SOURCE TEXT:
•••••
Music Schmusic: Worst Decade Ever Pt. 7  

Tuesday, January 12, 2010

If I had started this list two years ago, there’s no question that this post would be solely devoted to Paris Hilton’s “Stars are Blind.” Let that run through your mind for a minute: Paris Hilton’s reggae song got bumped. What the fuck happened? I mean, at one point Paris actually sings, “Now tell me who have you been dreaming of?/I and I alone.”

So why can’t a rich white girls’ saccharine tribute to her oneness with Jah make the list? Because in 2008, a great, whiter hope emerged.

Heidi Montag – Higher (2008)

Let’s get this out of the way right up front, because there’s a reason why you have to sift through countless parodies just to find the music video on YouTube. The actual video even looks like a parody video. Heidi moves like a Huntington’s choreia patient, she looks like she learned to dance from a strip aerobics video and when she sings…Ho. Lee. Shit. What started out looking like a coma-induced flashback sequence from someone’s student film takes on a distinct “I filmed my music video at the mall” feel as soon as soon as she starts lip synching.

Maybe it’s the inevitable consequence of having a 90-pound blonde in a bikini miming Luciano Pavarotti, or maybe it’s the continual feel that at any minute this could turn into a celebrity sex tape; but for whatever reason this video is hysterical, and totally deserving of every critical word ever spoken, written, thought or made up out of a random jumble of sounds.
•••••
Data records
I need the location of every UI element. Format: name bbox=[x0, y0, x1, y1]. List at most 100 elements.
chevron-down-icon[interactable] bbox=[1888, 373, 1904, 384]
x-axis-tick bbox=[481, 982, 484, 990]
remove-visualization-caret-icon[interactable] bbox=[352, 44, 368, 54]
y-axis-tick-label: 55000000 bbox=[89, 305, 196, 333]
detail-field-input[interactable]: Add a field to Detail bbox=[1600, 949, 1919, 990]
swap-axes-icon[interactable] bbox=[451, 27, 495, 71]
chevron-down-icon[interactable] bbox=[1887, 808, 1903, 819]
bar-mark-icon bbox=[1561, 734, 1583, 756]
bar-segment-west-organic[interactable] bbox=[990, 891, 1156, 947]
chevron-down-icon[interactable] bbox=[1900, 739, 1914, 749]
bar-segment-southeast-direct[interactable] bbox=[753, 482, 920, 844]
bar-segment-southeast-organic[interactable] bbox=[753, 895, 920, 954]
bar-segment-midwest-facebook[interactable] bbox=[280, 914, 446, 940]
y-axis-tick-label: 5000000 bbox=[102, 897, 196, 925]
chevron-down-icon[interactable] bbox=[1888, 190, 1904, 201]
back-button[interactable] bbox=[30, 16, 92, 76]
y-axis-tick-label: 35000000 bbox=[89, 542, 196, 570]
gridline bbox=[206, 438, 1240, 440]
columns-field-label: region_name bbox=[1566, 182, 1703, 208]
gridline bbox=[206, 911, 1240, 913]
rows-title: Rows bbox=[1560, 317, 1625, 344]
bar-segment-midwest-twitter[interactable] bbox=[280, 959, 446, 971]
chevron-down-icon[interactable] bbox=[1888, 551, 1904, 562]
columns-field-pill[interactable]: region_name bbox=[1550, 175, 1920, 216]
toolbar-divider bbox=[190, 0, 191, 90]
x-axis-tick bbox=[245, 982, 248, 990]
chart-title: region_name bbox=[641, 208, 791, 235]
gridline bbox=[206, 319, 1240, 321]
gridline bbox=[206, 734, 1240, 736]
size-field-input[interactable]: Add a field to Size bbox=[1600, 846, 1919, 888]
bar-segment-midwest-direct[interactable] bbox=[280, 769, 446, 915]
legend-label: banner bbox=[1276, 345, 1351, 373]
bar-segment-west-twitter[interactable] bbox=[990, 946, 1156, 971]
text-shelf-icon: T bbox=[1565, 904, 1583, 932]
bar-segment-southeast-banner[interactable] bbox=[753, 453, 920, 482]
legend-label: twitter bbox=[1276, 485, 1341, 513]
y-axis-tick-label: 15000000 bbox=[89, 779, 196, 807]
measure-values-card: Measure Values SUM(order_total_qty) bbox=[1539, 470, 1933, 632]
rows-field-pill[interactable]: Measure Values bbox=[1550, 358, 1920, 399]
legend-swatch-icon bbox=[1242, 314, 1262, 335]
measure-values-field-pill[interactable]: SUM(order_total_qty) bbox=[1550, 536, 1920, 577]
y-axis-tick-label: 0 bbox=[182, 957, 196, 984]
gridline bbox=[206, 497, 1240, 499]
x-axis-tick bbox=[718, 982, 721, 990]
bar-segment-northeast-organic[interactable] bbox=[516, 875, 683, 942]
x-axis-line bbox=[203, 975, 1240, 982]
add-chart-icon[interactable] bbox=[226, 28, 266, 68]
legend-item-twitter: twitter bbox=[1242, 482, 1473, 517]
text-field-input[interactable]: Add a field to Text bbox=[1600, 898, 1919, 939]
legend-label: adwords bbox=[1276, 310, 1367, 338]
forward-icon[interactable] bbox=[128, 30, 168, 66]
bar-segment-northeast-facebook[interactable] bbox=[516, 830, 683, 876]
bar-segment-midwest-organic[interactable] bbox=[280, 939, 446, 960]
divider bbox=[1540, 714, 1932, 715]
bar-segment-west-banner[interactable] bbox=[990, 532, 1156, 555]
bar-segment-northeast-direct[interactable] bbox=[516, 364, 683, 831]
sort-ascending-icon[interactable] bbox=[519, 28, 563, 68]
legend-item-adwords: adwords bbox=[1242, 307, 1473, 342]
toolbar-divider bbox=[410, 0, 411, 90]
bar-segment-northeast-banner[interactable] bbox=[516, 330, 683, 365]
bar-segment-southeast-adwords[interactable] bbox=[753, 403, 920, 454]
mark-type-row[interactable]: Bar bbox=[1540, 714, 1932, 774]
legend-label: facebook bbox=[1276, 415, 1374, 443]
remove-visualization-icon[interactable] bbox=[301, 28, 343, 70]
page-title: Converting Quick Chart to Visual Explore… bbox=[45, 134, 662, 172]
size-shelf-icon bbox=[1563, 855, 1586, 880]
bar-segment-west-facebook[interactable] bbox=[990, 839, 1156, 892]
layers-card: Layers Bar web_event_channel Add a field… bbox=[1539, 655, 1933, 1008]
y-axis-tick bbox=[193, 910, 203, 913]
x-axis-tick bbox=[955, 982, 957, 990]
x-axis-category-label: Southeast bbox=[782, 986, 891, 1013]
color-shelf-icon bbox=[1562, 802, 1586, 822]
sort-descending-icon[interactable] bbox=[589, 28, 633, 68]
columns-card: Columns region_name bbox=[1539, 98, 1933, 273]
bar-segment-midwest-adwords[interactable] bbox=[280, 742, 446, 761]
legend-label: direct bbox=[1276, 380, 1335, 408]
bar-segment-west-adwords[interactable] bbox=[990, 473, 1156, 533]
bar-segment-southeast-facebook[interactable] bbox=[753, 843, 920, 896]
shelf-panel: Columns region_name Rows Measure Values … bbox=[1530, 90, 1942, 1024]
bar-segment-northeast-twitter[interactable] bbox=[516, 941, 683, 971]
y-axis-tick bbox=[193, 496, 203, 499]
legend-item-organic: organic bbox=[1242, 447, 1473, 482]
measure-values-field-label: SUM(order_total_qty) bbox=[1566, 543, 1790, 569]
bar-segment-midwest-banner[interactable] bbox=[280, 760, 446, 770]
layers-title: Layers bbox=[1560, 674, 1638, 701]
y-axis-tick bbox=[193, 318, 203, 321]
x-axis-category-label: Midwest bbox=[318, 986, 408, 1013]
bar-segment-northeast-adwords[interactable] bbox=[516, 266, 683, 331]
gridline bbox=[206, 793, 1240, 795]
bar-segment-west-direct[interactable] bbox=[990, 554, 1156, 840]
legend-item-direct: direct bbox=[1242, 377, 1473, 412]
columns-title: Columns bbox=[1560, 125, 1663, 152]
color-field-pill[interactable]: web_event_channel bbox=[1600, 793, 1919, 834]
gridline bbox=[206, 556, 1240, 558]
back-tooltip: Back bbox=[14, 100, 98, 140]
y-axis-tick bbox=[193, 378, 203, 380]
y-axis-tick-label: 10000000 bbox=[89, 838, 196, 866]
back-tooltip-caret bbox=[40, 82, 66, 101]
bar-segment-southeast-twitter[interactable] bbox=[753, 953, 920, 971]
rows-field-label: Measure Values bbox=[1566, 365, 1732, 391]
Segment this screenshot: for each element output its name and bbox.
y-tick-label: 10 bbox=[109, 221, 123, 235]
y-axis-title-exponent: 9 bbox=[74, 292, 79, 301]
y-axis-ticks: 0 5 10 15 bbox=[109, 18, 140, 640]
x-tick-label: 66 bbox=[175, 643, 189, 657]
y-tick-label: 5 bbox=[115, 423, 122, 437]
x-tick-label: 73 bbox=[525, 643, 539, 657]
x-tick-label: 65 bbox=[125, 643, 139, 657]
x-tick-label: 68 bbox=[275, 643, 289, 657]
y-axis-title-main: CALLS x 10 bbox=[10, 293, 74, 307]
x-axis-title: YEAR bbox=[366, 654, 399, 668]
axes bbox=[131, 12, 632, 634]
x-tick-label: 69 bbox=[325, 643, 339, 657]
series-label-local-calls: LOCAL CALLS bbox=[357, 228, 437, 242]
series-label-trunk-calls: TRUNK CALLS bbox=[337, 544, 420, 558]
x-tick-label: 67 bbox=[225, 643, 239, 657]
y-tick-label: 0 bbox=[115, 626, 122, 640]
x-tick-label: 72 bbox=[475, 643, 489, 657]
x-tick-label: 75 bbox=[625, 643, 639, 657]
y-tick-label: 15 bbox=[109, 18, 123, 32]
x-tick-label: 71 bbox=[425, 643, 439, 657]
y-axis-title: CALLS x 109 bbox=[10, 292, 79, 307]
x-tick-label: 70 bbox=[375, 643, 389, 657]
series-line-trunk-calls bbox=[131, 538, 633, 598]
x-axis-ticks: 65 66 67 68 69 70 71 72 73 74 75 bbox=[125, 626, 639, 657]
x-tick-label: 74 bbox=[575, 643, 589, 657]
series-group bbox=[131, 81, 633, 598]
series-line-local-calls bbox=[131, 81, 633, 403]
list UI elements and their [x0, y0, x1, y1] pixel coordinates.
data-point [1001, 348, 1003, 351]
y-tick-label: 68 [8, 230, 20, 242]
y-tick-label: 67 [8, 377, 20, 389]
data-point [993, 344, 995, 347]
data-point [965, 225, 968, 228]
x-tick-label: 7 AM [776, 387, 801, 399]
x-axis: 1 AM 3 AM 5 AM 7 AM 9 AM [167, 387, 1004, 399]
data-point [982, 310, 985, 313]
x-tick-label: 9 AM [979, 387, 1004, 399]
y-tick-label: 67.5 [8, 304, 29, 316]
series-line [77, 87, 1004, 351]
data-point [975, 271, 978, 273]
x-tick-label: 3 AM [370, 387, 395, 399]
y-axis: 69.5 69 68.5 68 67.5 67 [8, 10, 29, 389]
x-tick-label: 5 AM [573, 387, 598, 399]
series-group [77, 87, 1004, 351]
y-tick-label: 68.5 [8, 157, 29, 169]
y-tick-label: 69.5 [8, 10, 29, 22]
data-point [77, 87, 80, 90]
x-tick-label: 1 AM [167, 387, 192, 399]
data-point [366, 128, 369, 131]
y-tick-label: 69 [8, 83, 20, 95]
•••••
TASKS:
a. Answer these questions using the music blog post:
(i) Which song would have been the post's sole subject if the list had been started two years earlier?
(ii) In what year did the Heidi Montag song appear?
(iii) Which singer is Heidi Montag said to be miming?
b. Restate word for word the part of the music blog post from "Let’s get this" up to and including "starts lip synching.".
c. Supply the next part of the music blog post on Heidi Montag's song, picking up after its final sentence.

RESULTS FOR EACH TASK:
a.
(i) Paris Hilton's "Stars are Blind"
(ii) 2008
(iii) Luciano Pavarotti

b.
Let’s get this out of the way right up front, because there’s a reason why you have to sift through countless parodies just to find the music video on YouTube. The actual video even looks like a parody video. Heidi moves like a Huntington’s choreia patient, she looks like she learned to dance from a strip aerobics video and when she sings…Ho. Lee. Shit. What started out looking like a coma-induced flashback sequence from someone’s student film takes on a distinct “I filmed my music video at the mall” feel as soon as soon as she starts lip synching.

c.
But much of the criticism stops at the video. That’s a shame because the song itself is a real shitshow too. The song begins, inexplicably, with some heavy duty electric noise like Heidi is trying to resurrect the Frankenstein monster. Then we head a synthesizer solo, performed either by Heidi herself, by her husband Spencer, or a blind chicken.

Then we get the first lyrics of the song:

“Here I go now/I’m keeping my eyes open/don't you let me down. /Nothing can stop me now/I know you hear this sound./ Go ahead and let it out/don’t be afraid to fly, fly high/reaches past the sky.”
What the fuck is she trying to say here? This isn’t a coherent thought; it’s a clusterfuck of platitudes. It’s like someone wrote a song based on Sarah Palin’s interview with Katie Couric. The word salad continues:
“Feel the wind on your face/we can frolic or race/we can go at your pace (pace)/the power lifted me/so it set me free.”
Yes, she used the word frolic in a pop song. You can also see the reoccurring theme of liberation, which according to Heidi is about not listening to what other people think, and freeing yourself to do what you want to do. That’s a fine message – and a shitty pop song is a fairly ironic medium for it – but I can’t help but wonder if she takes it a little too far.
“It's like I've been released/there's no chains holdin' me/cause now I finally found the key/let me open the door for you.”
What? You didn't know "Higher" was a black spiritual? Just wait until her next single, "Swing Low, Sweet Escalade." Suddenly Paris Hilton as a Rastafarian seems less of a stretch.

But none of that can top the chorus. Amid reminders that she's only going higher, Heidi drops the deep thought "I dream and that's a fact." No, let me correct that. She drops that deep thought four times. This begs the question: Was her ability to dream ever in doubt? Is she calling out someone who claimed that she lacked the ability to dream? Or perhaps this is a diss track against people without the capacity for long-term planning. Actually, the far more likely scenario is that she stole all her lyrics off inspirational posters of hot air balloons and children of different races holding hands.


Come to think of it, Heidi, if this is where your dreams have got us, maybe you'd best quit that, too.